Reproduisez à l'identique toutes les lignes des données ci-dessous, sans reprendre les images.

..............................

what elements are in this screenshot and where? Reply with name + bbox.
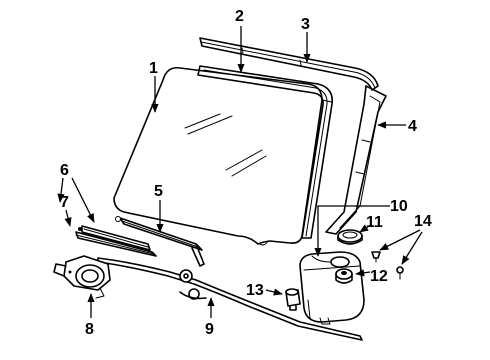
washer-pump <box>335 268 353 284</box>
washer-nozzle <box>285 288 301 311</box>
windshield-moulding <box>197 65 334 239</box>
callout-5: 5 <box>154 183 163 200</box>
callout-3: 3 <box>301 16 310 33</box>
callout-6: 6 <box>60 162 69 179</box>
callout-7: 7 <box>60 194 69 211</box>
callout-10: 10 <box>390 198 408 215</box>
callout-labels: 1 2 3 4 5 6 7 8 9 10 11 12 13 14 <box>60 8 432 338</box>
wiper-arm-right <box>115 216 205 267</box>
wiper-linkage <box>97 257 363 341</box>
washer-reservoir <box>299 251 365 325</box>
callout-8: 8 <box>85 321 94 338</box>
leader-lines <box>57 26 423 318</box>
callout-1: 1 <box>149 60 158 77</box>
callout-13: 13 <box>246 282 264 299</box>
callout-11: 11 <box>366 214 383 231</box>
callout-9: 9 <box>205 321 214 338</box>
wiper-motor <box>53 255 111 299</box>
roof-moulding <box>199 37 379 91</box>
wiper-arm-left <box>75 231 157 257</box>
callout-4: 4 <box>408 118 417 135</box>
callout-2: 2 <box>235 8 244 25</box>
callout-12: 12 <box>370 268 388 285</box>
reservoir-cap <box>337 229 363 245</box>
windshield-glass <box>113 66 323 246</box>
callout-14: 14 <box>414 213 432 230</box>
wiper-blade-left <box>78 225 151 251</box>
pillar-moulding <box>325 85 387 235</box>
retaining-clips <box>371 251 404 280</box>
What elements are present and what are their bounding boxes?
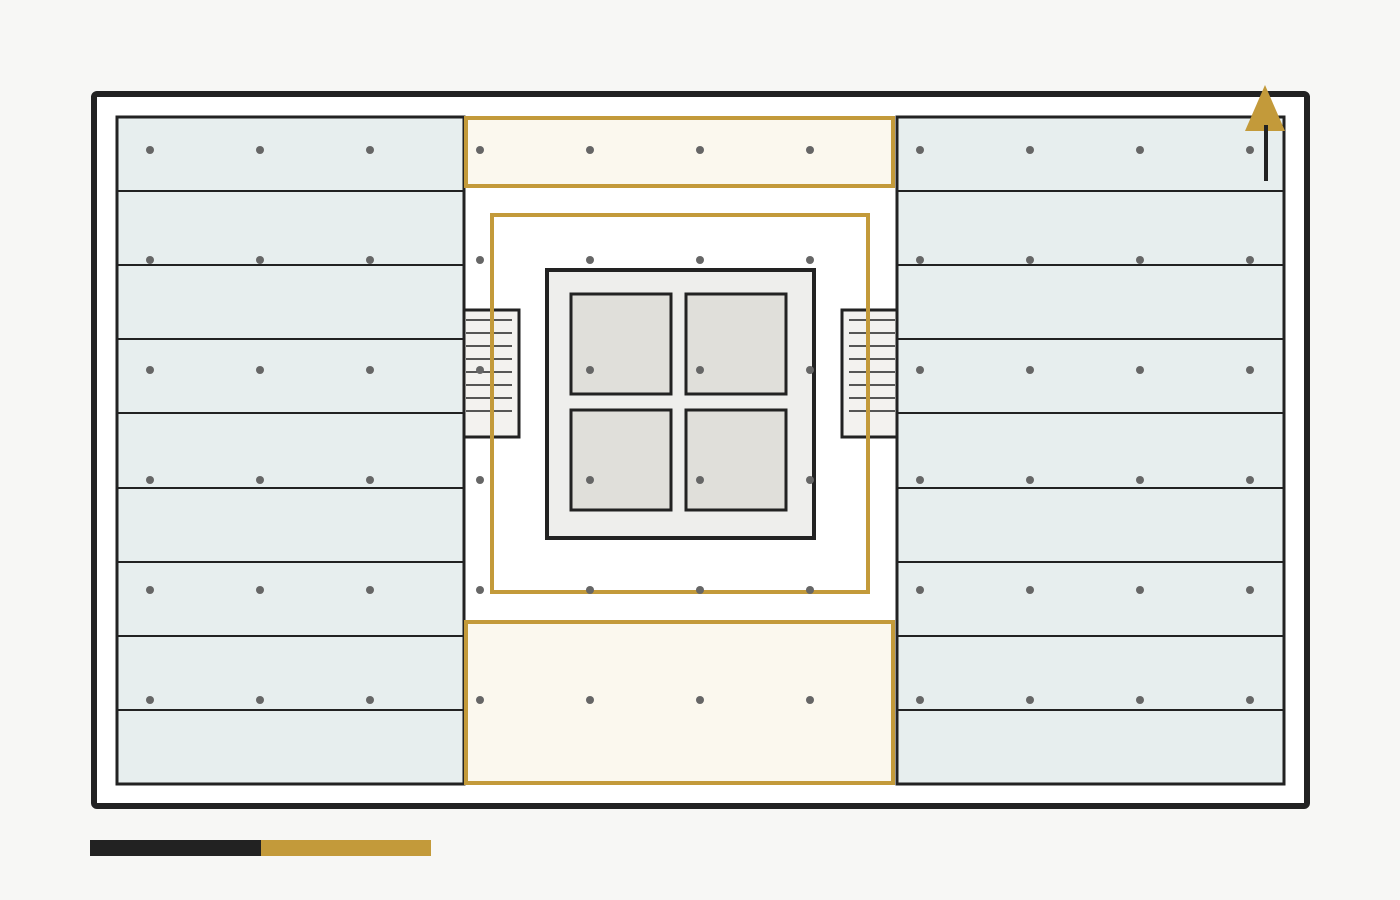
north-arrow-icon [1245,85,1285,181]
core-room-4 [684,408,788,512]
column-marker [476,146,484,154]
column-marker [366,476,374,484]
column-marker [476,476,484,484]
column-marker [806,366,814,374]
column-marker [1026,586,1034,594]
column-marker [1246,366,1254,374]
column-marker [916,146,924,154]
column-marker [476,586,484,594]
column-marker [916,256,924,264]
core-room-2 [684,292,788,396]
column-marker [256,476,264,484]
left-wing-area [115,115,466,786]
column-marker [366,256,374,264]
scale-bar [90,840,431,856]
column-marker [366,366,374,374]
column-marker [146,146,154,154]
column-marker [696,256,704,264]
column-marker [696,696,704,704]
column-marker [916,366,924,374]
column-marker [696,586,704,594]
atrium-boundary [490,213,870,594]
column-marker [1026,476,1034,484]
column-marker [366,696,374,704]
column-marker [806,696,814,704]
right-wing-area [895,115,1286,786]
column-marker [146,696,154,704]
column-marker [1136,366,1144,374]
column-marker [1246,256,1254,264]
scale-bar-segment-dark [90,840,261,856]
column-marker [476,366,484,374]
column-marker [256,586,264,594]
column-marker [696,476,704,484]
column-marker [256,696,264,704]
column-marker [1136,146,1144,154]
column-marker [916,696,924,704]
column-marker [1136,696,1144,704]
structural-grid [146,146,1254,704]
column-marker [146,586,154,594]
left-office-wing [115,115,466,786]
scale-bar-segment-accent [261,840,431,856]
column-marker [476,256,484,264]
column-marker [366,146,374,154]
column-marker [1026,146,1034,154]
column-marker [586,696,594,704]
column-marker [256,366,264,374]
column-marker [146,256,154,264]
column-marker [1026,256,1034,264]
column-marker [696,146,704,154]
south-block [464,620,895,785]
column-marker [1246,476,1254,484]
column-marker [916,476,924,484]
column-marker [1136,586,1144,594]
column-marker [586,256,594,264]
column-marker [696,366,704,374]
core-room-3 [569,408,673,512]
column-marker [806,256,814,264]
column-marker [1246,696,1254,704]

..............................

• [Réponse ci-dessous]:
what elements are in this screenshot and where? Reply with name + bbox.
washer-pump <box>335 268 353 284</box>
washer-nozzle <box>285 288 301 311</box>
windshield-moulding <box>197 65 334 239</box>
callout-5: 5 <box>154 183 163 200</box>
callout-3: 3 <box>301 16 310 33</box>
callout-6: 6 <box>60 162 69 179</box>
callout-7: 7 <box>60 194 69 211</box>
callout-10: 10 <box>390 198 408 215</box>
callout-labels: 1 2 3 4 5 6 7 8 9 10 11 12 13 14 <box>60 8 432 338</box>
wiper-arm-right <box>115 216 205 267</box>
wiper-linkage <box>97 257 363 341</box>
washer-reservoir <box>299 251 365 325</box>
callout-8: 8 <box>85 321 94 338</box>
leader-lines <box>57 26 423 318</box>
callout-1: 1 <box>149 60 158 77</box>
callout-13: 13 <box>246 282 264 299</box>
callout-11: 11 <box>366 214 383 231</box>
callout-9: 9 <box>205 321 214 338</box>
wiper-motor <box>53 255 111 299</box>
roof-moulding <box>199 37 379 91</box>
wiper-arm-left <box>75 231 157 257</box>
callout-4: 4 <box>408 118 417 135</box>
callout-2: 2 <box>235 8 244 25</box>
callout-12: 12 <box>370 268 388 285</box>
reservoir-cap <box>337 229 363 245</box>
windshield-glass <box>113 66 323 246</box>
callout-14: 14 <box>414 213 432 230</box>
wiper-blade-left <box>78 225 151 251</box>
pillar-moulding <box>325 85 387 235</box>
retaining-clips <box>371 251 404 280</box>
What elements are present and what are their bounding boxes?
north-arrow-icon [1245,85,1285,181]
core-room-4 [684,408,788,512]
column-marker [476,146,484,154]
column-marker [366,476,374,484]
column-marker [476,476,484,484]
column-marker [806,366,814,374]
column-marker [1026,586,1034,594]
column-marker [1246,366,1254,374]
column-marker [916,146,924,154]
column-marker [476,586,484,594]
column-marker [916,256,924,264]
core-room-2 [684,292,788,396]
column-marker [256,476,264,484]
left-wing-area [115,115,466,786]
column-marker [366,256,374,264]
scale-bar [90,840,431,856]
column-marker [366,366,374,374]
column-marker [146,146,154,154]
column-marker [696,256,704,264]
column-marker [696,696,704,704]
column-marker [916,366,924,374]
column-marker [696,586,704,594]
atrium-boundary [490,213,870,594]
column-marker [1026,476,1034,484]
column-marker [366,696,374,704]
column-marker [806,696,814,704]
right-wing-area [895,115,1286,786]
column-marker [146,696,154,704]
column-marker [1136,366,1144,374]
column-marker [1246,256,1254,264]
scale-bar-segment-dark [90,840,261,856]
column-marker [476,366,484,374]
column-marker [256,586,264,594]
column-marker [696,476,704,484]
column-marker [256,696,264,704]
column-marker [1136,146,1144,154]
column-marker [916,696,924,704]
column-marker [1136,696,1144,704]
structural-grid [146,146,1254,704]
column-marker [146,586,154,594]
left-office-wing [115,115,466,786]
scale-bar-segment-accent [261,840,431,856]
column-marker [476,256,484,264]
column-marker [366,146,374,154]
column-marker [1026,146,1034,154]
column-marker [586,696,594,704]
column-marker [256,366,264,374]
column-marker [146,256,154,264]
column-marker [1026,256,1034,264]
column-marker [696,146,704,154]
south-block [464,620,895,785]
column-marker [1246,476,1254,484]
column-marker [916,476,924,484]
column-marker [1136,586,1144,594]
column-marker [586,256,594,264]
column-marker [696,366,704,374]
core-room-3 [569,408,673,512]
column-marker [806,256,814,264]
column-marker [1246,696,1254,704]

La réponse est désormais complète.